==== Working data ====

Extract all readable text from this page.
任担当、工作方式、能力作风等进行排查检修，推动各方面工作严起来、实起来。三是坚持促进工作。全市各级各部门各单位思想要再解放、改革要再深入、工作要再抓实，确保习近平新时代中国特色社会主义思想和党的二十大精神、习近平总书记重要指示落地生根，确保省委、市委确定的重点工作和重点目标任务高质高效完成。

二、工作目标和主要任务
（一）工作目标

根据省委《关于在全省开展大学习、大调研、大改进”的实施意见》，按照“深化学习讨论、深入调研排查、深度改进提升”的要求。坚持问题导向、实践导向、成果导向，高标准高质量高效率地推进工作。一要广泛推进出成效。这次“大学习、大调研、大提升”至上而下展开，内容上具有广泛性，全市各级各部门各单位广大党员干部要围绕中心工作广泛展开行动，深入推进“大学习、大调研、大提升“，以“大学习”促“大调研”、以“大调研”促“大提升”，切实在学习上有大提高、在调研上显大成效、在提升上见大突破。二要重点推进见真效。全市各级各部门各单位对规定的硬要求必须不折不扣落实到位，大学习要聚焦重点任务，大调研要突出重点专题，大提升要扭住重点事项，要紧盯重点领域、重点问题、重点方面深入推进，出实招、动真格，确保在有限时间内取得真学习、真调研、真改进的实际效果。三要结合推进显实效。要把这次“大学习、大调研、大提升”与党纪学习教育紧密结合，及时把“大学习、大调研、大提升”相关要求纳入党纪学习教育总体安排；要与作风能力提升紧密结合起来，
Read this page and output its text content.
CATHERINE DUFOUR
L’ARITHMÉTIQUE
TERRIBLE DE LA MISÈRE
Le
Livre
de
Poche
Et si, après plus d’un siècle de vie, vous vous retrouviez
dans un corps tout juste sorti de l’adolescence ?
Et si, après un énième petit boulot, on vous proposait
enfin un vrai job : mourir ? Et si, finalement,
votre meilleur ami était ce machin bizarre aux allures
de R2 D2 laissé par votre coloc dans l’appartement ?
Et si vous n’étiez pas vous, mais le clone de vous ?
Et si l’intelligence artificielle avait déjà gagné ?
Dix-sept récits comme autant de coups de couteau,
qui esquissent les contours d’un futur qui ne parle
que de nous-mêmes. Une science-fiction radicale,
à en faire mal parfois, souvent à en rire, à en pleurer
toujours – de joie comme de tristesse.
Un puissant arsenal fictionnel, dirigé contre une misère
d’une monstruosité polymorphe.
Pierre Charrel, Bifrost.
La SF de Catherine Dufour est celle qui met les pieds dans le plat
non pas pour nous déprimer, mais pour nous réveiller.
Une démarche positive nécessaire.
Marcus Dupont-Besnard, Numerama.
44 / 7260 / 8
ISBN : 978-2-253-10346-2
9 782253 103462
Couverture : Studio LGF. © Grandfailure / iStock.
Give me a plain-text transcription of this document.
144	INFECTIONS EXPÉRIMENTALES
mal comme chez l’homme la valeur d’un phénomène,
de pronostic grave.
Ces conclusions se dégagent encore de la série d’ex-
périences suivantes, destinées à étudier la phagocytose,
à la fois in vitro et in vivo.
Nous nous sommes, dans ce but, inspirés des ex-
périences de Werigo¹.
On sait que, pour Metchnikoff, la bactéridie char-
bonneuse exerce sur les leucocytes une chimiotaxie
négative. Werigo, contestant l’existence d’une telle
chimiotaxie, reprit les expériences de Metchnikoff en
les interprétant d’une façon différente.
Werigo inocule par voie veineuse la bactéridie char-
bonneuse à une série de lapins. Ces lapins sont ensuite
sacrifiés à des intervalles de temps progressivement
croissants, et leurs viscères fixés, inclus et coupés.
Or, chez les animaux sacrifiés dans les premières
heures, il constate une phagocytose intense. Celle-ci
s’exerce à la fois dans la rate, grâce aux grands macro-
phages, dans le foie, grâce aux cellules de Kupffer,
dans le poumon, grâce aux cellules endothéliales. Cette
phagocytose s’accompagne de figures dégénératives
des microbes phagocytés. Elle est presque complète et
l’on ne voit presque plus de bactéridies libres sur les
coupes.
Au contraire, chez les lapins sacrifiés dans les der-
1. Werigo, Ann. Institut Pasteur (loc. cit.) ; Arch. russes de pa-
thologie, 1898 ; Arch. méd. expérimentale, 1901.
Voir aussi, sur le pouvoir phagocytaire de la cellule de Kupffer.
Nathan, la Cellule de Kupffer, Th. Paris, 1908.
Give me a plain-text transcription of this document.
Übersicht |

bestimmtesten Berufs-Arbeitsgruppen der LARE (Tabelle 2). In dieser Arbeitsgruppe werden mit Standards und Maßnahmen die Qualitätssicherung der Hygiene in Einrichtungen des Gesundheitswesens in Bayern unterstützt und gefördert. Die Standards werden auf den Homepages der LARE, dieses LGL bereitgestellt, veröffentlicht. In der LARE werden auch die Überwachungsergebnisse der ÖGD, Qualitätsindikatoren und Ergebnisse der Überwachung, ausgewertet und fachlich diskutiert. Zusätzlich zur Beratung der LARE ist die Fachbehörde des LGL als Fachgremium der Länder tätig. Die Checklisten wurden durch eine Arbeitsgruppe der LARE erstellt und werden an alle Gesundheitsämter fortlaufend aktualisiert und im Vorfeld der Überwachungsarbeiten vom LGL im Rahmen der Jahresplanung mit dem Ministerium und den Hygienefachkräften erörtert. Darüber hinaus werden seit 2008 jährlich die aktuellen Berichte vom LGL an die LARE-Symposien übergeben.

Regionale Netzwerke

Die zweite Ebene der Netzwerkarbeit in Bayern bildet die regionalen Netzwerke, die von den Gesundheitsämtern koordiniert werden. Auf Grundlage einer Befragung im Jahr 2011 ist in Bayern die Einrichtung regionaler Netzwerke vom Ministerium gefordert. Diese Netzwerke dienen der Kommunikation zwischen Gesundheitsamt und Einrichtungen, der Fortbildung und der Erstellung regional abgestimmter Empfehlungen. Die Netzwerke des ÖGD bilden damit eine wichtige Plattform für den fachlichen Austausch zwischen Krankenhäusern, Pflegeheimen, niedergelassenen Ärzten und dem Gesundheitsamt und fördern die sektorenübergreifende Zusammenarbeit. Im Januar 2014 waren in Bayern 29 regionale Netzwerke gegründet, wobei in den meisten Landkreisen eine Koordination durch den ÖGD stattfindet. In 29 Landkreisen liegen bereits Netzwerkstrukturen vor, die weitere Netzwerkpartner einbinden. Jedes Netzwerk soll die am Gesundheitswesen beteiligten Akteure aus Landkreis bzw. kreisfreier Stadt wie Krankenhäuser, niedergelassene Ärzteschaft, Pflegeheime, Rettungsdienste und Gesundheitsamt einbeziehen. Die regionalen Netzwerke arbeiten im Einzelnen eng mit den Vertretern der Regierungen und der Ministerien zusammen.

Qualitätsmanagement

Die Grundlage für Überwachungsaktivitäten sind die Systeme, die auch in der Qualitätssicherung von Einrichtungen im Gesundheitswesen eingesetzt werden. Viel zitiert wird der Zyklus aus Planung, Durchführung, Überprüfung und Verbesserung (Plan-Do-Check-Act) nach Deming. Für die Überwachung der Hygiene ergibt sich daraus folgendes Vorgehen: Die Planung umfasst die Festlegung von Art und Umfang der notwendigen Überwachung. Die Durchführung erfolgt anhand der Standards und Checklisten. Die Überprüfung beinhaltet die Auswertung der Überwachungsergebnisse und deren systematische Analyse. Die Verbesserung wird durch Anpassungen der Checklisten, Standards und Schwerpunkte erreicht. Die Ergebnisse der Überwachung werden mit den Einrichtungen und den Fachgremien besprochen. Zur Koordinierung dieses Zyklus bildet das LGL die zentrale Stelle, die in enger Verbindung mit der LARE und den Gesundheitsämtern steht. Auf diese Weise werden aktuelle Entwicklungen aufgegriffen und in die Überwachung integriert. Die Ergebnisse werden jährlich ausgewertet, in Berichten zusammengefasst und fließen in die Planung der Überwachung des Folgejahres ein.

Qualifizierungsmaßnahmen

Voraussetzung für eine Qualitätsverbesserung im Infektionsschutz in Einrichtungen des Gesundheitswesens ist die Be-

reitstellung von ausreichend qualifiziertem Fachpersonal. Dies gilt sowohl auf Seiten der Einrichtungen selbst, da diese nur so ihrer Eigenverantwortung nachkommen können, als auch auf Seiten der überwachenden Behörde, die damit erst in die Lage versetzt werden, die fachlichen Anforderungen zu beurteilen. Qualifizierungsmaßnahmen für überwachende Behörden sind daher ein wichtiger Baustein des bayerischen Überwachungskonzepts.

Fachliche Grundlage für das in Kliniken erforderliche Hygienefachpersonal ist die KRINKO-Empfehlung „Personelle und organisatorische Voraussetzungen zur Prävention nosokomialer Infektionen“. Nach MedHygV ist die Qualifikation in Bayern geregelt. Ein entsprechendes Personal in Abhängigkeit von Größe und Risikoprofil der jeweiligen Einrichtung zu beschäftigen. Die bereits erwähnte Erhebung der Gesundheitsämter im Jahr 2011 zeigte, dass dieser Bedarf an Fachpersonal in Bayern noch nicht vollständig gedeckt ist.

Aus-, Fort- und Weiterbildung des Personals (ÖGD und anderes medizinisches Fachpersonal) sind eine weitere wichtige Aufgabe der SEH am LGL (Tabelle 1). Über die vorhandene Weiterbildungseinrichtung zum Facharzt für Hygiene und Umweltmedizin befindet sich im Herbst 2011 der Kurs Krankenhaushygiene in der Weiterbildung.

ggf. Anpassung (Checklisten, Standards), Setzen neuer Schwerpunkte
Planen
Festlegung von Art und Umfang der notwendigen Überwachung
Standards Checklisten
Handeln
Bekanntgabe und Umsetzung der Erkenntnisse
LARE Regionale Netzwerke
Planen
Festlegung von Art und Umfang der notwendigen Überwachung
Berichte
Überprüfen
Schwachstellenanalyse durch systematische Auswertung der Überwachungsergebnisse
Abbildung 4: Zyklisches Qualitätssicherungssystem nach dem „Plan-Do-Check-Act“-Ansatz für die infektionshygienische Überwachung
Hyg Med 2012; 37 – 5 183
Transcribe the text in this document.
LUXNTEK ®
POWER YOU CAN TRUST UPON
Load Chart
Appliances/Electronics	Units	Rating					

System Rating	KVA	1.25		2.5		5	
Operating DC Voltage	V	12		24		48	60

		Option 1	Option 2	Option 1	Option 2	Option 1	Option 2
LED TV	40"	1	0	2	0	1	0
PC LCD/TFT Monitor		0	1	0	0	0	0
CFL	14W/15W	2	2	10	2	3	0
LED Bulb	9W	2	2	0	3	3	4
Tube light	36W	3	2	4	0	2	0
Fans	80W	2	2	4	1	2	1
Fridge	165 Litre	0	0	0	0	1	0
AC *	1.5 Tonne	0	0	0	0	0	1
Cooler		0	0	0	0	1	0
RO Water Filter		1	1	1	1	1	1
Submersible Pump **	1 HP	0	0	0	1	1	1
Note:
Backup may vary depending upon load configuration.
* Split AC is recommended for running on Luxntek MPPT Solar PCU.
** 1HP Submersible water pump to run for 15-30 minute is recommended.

====

**What the exercise asks**
Only the number is wanted: how many lines in the preceding entries hold the string "après"?

**Final result**
2